Your task: Collect all lines below with the string "this".

(Chart and figure data)
** begin **
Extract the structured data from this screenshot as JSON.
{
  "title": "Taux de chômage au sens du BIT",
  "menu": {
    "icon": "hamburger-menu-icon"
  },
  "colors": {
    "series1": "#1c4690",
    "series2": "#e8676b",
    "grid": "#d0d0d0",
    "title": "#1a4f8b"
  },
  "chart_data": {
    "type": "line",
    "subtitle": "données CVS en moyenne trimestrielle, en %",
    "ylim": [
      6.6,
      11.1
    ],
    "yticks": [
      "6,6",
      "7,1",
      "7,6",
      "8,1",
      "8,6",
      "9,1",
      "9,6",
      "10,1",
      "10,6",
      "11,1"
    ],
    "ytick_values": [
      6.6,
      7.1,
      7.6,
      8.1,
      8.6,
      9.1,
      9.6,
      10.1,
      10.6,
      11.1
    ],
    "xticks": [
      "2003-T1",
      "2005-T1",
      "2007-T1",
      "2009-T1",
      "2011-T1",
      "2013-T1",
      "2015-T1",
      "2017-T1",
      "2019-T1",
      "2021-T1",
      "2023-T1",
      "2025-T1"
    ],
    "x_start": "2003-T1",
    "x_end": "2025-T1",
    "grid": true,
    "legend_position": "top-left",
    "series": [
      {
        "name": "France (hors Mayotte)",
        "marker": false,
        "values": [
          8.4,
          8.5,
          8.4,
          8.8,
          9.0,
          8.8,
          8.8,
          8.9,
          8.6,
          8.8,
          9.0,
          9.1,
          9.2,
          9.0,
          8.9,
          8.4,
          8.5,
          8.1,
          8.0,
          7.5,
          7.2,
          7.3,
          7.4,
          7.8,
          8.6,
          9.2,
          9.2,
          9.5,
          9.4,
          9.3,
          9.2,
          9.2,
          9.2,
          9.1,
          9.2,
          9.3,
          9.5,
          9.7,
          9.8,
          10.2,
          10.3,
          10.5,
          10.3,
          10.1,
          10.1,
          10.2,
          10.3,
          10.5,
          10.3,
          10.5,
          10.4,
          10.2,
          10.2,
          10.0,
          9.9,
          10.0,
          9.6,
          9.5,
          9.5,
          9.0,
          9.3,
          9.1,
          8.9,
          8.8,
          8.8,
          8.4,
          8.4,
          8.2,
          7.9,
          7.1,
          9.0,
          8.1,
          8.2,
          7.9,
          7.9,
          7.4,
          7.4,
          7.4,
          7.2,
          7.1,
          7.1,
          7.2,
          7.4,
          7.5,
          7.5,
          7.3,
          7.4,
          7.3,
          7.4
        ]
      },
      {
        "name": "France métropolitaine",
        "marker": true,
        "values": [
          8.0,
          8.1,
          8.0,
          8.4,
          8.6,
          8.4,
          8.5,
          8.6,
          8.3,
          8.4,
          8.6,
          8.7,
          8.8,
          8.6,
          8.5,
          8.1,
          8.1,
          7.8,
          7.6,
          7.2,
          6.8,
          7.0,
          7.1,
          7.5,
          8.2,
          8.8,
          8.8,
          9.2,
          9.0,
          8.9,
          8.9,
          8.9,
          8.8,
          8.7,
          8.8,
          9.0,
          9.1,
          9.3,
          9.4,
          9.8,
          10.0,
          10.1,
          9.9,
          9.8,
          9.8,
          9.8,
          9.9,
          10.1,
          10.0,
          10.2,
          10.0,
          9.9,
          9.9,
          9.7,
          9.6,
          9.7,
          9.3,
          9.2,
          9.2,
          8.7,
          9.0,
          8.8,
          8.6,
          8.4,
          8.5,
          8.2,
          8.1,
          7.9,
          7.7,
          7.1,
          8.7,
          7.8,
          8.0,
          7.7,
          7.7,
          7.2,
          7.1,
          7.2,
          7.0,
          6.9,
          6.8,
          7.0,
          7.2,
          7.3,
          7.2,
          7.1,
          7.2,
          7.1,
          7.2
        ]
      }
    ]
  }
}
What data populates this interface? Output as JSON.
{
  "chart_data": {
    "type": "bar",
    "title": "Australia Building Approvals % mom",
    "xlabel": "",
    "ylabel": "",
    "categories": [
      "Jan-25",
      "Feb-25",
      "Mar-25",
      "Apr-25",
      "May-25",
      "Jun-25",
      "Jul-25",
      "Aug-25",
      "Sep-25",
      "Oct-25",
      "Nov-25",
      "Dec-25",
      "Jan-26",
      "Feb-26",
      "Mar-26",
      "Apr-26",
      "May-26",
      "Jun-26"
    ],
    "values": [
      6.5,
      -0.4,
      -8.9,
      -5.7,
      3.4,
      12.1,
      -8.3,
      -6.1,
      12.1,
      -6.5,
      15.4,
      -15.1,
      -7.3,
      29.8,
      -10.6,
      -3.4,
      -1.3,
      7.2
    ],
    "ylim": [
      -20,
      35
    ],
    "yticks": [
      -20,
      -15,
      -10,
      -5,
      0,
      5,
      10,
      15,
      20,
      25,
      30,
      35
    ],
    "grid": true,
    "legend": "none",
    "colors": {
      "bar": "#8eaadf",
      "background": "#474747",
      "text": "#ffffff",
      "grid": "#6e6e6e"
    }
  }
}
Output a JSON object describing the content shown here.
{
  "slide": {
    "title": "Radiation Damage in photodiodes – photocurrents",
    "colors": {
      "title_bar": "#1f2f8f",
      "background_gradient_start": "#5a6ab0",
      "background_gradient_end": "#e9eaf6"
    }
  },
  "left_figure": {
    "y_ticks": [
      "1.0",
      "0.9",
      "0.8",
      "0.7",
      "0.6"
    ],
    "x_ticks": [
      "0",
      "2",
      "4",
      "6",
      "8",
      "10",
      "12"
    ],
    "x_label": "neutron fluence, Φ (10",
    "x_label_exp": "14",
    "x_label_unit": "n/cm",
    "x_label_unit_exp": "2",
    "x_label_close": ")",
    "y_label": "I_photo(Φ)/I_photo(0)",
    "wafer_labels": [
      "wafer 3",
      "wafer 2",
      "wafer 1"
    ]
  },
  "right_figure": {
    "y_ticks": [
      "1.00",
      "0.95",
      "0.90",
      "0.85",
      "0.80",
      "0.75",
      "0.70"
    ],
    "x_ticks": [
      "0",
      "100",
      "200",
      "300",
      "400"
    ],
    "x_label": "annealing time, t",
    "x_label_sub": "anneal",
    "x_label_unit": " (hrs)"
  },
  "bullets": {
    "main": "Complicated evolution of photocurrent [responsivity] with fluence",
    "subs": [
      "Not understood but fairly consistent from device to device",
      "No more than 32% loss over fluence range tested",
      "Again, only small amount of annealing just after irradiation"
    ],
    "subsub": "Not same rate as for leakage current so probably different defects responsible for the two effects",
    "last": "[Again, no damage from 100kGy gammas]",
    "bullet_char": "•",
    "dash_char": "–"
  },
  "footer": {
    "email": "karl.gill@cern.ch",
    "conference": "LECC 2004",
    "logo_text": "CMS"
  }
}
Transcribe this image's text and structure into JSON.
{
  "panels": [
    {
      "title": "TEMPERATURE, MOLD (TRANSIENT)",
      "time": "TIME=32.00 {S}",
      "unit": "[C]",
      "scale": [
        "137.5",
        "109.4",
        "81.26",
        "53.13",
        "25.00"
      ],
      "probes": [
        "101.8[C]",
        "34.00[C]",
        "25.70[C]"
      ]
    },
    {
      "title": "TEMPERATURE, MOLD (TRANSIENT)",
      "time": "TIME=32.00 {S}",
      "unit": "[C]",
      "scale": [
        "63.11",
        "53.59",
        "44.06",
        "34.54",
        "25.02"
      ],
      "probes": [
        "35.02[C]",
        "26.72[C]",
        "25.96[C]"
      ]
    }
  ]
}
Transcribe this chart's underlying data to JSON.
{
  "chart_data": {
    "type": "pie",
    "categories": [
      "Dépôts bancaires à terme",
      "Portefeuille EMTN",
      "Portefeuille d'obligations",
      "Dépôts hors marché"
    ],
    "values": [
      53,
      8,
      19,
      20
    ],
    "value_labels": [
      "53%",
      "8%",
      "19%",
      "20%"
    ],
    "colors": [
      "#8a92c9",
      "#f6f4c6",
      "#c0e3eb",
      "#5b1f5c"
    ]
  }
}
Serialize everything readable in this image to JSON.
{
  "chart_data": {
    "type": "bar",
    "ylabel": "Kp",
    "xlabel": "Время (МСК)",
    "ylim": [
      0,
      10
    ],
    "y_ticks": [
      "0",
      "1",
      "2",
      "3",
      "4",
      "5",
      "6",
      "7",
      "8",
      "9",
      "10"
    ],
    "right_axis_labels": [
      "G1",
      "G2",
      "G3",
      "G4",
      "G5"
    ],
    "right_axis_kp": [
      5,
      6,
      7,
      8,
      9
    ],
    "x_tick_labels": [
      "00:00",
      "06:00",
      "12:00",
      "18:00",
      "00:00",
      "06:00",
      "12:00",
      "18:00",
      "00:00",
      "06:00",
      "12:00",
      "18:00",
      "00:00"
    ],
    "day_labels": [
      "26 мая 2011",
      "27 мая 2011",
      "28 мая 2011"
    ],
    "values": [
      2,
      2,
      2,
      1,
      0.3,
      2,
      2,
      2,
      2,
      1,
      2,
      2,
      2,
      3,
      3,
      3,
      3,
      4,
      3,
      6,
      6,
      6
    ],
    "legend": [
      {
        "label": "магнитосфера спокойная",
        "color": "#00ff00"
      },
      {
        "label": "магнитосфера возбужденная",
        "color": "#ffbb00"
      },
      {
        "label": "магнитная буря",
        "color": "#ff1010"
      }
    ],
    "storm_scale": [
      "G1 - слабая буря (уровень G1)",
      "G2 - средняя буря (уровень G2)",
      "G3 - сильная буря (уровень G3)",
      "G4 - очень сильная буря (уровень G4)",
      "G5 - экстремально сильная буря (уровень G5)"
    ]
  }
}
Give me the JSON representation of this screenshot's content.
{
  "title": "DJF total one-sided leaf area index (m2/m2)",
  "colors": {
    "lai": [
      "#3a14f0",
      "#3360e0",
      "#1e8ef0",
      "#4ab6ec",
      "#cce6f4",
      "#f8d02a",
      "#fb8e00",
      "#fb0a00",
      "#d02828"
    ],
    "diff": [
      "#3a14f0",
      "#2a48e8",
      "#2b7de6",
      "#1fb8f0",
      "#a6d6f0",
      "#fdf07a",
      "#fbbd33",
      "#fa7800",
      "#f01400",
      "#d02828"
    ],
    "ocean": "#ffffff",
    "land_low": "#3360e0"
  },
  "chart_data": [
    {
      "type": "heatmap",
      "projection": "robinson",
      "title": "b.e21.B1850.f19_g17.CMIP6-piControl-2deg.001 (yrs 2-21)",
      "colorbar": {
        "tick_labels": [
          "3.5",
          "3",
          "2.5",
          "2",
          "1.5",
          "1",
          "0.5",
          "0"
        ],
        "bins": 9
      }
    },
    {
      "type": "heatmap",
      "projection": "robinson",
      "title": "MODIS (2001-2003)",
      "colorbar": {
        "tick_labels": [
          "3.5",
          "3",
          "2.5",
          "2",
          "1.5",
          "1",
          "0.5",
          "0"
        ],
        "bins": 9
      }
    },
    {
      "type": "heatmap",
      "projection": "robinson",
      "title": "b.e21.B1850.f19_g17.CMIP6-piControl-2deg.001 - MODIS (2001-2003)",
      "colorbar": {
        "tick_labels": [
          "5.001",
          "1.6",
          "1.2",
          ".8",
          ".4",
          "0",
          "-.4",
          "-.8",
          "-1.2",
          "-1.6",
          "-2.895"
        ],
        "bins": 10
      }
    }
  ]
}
** end **
Exercise result:
Extract the structured data from this screenshot as JSON.
What data populates this interface? Output as JSON.
Transcribe this image's text and structure into JSON.
Transcribe this chart's underlying data to JSON.
Serialize everything readable in this image to JSON.
Give me the JSON representation of this screenshot's content.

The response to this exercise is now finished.